**What the task asks:** Set down the material below in full, matching it exactly.

[Rows from a dataset]

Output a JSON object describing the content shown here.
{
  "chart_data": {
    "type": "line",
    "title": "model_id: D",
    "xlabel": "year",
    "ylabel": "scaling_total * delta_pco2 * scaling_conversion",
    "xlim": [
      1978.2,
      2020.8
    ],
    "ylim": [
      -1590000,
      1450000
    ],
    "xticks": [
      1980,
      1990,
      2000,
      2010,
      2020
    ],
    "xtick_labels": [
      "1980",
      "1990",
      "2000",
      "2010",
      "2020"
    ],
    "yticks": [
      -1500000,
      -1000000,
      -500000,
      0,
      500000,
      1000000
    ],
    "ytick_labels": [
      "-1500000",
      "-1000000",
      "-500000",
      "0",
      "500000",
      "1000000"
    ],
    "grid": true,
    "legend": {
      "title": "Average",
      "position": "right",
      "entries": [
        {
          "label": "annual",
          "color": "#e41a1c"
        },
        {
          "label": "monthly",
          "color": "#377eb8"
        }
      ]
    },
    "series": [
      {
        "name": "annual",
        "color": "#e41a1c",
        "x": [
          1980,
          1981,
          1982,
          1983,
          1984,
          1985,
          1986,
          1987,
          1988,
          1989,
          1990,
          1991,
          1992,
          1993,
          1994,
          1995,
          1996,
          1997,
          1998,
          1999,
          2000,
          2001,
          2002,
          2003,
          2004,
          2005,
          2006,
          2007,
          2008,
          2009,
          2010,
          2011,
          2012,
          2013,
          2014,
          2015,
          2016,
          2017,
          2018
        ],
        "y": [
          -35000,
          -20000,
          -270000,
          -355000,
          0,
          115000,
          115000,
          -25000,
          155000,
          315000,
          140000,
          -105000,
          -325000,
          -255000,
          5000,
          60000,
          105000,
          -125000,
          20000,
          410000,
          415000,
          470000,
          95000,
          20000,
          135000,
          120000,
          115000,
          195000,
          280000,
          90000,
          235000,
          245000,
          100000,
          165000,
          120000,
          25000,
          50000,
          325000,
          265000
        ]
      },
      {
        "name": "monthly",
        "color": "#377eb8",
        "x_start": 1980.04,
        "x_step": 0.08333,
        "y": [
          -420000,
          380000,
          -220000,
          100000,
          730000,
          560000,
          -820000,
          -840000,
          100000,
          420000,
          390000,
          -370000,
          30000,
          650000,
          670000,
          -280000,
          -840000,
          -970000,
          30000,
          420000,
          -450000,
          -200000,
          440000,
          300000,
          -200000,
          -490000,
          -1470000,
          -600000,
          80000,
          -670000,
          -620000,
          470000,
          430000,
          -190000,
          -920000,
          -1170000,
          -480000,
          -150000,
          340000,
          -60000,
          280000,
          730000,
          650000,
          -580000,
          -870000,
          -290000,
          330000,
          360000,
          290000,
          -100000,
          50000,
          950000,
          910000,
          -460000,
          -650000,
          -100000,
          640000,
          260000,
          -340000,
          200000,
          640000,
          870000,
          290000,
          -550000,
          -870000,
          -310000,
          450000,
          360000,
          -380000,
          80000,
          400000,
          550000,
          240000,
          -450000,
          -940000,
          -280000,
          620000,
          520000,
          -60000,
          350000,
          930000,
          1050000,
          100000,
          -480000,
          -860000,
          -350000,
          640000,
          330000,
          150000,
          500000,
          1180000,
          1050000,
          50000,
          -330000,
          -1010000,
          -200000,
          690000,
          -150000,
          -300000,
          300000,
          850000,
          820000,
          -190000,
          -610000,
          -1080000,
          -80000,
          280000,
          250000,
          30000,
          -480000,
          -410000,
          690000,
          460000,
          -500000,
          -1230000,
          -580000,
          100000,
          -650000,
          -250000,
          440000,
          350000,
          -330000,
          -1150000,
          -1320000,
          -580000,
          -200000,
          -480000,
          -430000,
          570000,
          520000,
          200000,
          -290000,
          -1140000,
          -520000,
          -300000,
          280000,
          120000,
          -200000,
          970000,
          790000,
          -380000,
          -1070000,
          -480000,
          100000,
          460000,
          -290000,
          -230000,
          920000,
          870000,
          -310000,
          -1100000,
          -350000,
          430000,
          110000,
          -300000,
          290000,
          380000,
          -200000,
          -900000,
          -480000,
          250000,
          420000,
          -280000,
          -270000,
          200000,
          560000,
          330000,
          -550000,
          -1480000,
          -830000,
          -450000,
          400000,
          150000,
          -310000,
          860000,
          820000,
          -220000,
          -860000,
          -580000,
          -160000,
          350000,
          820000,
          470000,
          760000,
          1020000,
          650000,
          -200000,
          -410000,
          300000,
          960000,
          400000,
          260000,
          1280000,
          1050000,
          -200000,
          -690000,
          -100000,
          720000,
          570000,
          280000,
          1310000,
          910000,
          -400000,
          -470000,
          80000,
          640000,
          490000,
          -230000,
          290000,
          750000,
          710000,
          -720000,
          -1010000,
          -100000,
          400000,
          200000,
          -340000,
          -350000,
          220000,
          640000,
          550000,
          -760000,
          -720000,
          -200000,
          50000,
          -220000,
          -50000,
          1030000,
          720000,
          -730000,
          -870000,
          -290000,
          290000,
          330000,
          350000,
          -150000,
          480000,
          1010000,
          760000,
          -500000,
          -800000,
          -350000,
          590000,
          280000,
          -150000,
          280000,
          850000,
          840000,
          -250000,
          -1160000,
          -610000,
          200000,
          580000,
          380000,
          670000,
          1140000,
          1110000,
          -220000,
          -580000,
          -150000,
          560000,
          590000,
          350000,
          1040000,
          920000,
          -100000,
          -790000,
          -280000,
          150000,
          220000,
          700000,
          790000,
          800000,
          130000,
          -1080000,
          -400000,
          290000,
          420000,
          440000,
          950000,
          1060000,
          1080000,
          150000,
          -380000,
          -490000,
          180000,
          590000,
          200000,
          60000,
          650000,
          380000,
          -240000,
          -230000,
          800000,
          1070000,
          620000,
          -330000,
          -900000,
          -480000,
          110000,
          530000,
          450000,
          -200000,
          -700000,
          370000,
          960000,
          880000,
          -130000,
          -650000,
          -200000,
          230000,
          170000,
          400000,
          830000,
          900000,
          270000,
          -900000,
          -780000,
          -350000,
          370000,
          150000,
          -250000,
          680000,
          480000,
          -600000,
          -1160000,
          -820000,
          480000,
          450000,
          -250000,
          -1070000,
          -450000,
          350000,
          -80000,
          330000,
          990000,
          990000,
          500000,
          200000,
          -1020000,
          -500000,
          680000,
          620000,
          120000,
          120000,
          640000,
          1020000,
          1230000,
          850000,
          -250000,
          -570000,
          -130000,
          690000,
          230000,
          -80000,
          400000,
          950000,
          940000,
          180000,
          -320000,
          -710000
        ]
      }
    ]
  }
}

**Answer to the problem:**
Output a JSON object describing the content shown here.
{
  "chart_data": {
    "type": "line",
    "title": "model_id: D",
    "xlabel": "year",
    "ylabel": "scaling_total * delta_pco2 * scaling_conversion",
    "xlim": [
      1978.2,
      2020.8
    ],
    "ylim": [
      -1590000,
      1450000
    ],
    "xticks": [
      1980,
      1990,
      2000,
      2010,
      2020
    ],
    "xtick_labels": [
      "1980",
      "1990",
      "2000",
      "2010",
      "2020"
    ],
    "yticks": [
      -1500000,
      -1000000,
      -500000,
      0,
      500000,
      1000000
    ],
    "ytick_labels": [
      "-1500000",
      "-1000000",
      "-500000",
      "0",
      "500000",
      "1000000"
    ],
    "grid": true,
    "legend": {
      "title": "Average",
      "position": "right",
      "entries": [
        {
          "label": "annual",
          "color": "#e41a1c"
        },
        {
          "label": "monthly",
          "color": "#377eb8"
        }
      ]
    },
    "series": [
      {
        "name": "annual",
        "color": "#e41a1c",
        "x": [
          1980,
          1981,
          1982,
          1983,
          1984,
          1985,
          1986,
          1987,
          1988,
          1989,
          1990,
          1991,
          1992,
          1993,
          1994,
          1995,
          1996,
          1997,
          1998,
          1999,
          2000,
          2001,
          2002,
          2003,
          2004,
          2005,
          2006,
          2007,
          2008,
          2009,
          2010,
          2011,
          2012,
          2013,
          2014,
          2015,
          2016,
          2017,
          2018
        ],
        "y": [
          -35000,
          -20000,
          -270000,
          -355000,
          0,
          115000,
          115000,
          -25000,
          155000,
          315000,
          140000,
          -105000,
          -325000,
          -255000,
          5000,
          60000,
          105000,
          -125000,
          20000,
          410000,
          415000,
          470000,
          95000,
          20000,
          135000,
          120000,
          115000,
          195000,
          280000,
          90000,
          235000,
          245000,
          100000,
          165000,
          120000,
          25000,
          50000,
          325000,
          265000
        ]
      },
      {
        "name": "monthly",
        "color": "#377eb8",
        "x_start": 1980.04,
        "x_step": 0.08333,
        "y": [
          -420000,
          380000,
          -220000,
          100000,
          730000,
          560000,
          -820000,
          -840000,
          100000,
          420000,
          390000,
          -370000,
          30000,
          650000,
          670000,
          -280000,
          -840000,
          -970000,
          30000,
          420000,
          -450000,
          -200000,
          440000,
          300000,
          -200000,
          -490000,
          -1470000,
          -600000,
          80000,
          -670000,
          -620000,
          470000,
          430000,
          -190000,
          -920000,
          -1170000,
          -480000,
          -150000,
          340000,
          -60000,
          280000,
          730000,
          650000,
          -580000,
          -870000,
          -290000,
          330000,
          360000,
          290000,
          -100000,
          50000,
          950000,
          910000,
          -460000,
          -650000,
          -100000,
          640000,
          260000,
          -340000,
          200000,
          640000,
          870000,
          290000,
          -550000,
          -870000,
          -310000,
          450000,
          360000,
          -380000,
          80000,
          400000,
          550000,
          240000,
          -450000,
          -940000,
          -280000,
          620000,
          520000,
          -60000,
          350000,
          930000,
          1050000,
          100000,
          -480000,
          -860000,
          -350000,
          640000,
          330000,
          150000,
          500000,
          1180000,
          1050000,
          50000,
          -330000,
          -1010000,
          -200000,
          690000,
          -150000,
          -300000,
          300000,
          850000,
          820000,
          -190000,
          -610000,
          -1080000,
          -80000,
          280000,
          250000,
          30000,
          -480000,
          -410000,
          690000,
          460000,
          -500000,
          -1230000,
          -580000,
          100000,
          -650000,
          -250000,
          440000,
          350000,
          -330000,
          -1150000,
          -1320000,
          -580000,
          -200000,
          -480000,
          -430000,
          570000,
          520000,
          200000,
          -290000,
          -1140000,
          -520000,
          -300000,
          280000,
          120000,
          -200000,
          970000,
          790000,
          -380000,
          -1070000,
          -480000,
          100000,
          460000,
          -290000,
          -230000,
          920000,
          870000,
          -310000,
          -1100000,
          -350000,
          430000,
          110000,
          -300000,
          290000,
          380000,
          -200000,
          -900000,
          -480000,
          250000,
          420000,
          -280000,
          -270000,
          200000,
          560000,
          330000,
          -550000,
          -1480000,
          -830000,
          -450000,
          400000,
          150000,
          -310000,
          860000,
          820000,
          -220000,
          -860000,
          -580000,
          -160000,
          350000,
          820000,
          470000,
          760000,
          1020000,
          650000,
          -200000,
          -410000,
          300000,
          960000,
          400000,
          260000,
          1280000,
          1050000,
          -200000,
          -690000,
          -100000,
          720000,
          570000,
          280000,
          1310000,
          910000,
          -400000,
          -470000,
          80000,
          640000,
          490000,
          -230000,
          290000,
          750000,
          710000,
          -720000,
          -1010000,
          -100000,
          400000,
          200000,
          -340000,
          -350000,
          220000,
          640000,
          550000,
          -760000,
          -720000,
          -200000,
          50000,
          -220000,
          -50000,
          1030000,
          720000,
          -730000,
          -870000,
          -290000,
          290000,
          330000,
          350000,
          -150000,
          480000,
          1010000,
          760000,
          -500000,
          -800000,
          -350000,
          590000,
          280000,
          -150000,
          280000,
          850000,
          840000,
          -250000,
          -1160000,
          -610000,
          200000,
          580000,
          380000,
          670000,
          1140000,
          1110000,
          -220000,
          -580000,
          -150000,
          560000,
          590000,
          350000,
          1040000,
          920000,
          -100000,
          -790000,
          -280000,
          150000,
          220000,
          700000,
          790000,
          800000,
          130000,
          -1080000,
          -400000,
          290000,
          420000,
          440000,
          950000,
          1060000,
          1080000,
          150000,
          -380000,
          -490000,
          180000,
          590000,
          200000,
          60000,
          650000,
          380000,
          -240000,
          -230000,
          800000,
          1070000,
          620000,
          -330000,
          -900000,
          -480000,
          110000,
          530000,
          450000,
          -200000,
          -700000,
          370000,
          960000,
          880000,
          -130000,
          -650000,
          -200000,
          230000,
          170000,
          400000,
          830000,
          900000,
          270000,
          -900000,
          -780000,
          -350000,
          370000,
          150000,
          -250000,
          680000,
          480000,
          -600000,
          -1160000,
          -820000,
          480000,
          450000,
          -250000,
          -1070000,
          -450000,
          350000,
          -80000,
          330000,
          990000,
          990000,
          500000,
          200000,
          -1020000,
          -500000,
          680000,
          620000,
          120000,
          120000,
          640000,
          1020000,
          1230000,
          850000,
          -250000,
          -570000,
          -130000,
          690000,
          230000,
          -80000,
          400000,
          950000,
          940000,
          180000,
          -320000,
          -710000
        ]
      }
    ]
  }
}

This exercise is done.